PROBLEM STATEMENT >> Find the string "Zeichnen" in the data, then copy every line where it is found.

INFORMATION SHOWN >>
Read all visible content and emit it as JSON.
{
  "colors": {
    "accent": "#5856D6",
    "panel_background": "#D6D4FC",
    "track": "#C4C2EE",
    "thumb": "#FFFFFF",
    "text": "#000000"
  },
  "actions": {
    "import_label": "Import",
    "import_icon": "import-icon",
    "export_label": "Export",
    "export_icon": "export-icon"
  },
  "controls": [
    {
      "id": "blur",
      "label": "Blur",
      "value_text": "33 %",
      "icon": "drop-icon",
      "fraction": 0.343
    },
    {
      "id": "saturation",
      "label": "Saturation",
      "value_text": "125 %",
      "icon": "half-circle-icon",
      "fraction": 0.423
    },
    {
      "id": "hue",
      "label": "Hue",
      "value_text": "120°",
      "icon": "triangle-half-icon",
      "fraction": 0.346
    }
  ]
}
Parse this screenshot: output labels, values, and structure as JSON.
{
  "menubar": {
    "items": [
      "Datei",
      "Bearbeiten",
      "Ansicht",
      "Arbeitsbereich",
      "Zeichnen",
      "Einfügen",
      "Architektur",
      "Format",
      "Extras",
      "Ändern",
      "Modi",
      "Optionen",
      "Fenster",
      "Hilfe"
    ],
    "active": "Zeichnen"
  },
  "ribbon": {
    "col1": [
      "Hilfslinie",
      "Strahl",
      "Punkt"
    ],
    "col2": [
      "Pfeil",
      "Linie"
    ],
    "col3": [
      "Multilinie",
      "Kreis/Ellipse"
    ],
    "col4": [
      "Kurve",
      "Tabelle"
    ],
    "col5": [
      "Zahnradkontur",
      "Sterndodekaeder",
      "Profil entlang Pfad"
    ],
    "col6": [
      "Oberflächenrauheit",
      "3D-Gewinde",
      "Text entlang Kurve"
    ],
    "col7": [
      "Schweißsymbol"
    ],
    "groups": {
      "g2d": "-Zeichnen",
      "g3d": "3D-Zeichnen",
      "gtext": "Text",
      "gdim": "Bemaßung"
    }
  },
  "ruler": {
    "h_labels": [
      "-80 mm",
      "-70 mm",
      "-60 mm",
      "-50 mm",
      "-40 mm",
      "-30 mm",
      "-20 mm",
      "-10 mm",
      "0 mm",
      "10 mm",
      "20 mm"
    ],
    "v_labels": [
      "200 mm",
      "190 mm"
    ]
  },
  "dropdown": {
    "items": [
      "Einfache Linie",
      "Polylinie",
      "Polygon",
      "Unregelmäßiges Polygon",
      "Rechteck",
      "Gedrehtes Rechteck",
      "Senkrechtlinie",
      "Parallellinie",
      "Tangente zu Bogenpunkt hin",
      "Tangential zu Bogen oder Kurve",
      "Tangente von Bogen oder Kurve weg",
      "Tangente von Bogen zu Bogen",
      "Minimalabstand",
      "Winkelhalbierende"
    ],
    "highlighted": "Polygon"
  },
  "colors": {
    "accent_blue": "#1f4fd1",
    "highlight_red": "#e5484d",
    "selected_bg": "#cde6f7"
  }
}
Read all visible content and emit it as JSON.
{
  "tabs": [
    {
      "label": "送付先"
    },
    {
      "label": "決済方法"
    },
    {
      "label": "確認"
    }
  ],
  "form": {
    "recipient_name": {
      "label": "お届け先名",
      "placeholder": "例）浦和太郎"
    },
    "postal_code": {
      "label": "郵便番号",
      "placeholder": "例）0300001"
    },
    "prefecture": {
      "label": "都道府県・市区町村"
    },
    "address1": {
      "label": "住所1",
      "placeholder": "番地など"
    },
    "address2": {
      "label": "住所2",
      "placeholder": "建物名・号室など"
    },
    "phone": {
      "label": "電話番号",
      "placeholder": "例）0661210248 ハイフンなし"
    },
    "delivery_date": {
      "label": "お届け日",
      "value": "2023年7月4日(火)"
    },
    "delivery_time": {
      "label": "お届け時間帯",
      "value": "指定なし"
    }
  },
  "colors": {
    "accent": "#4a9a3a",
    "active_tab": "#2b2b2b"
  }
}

WRITTEN ANSWER >>
      "Zeichnen",
    "active": "Zeichnen"
      "g2d": "-Zeichnen",
      "g3d": "3D-Zeichnen",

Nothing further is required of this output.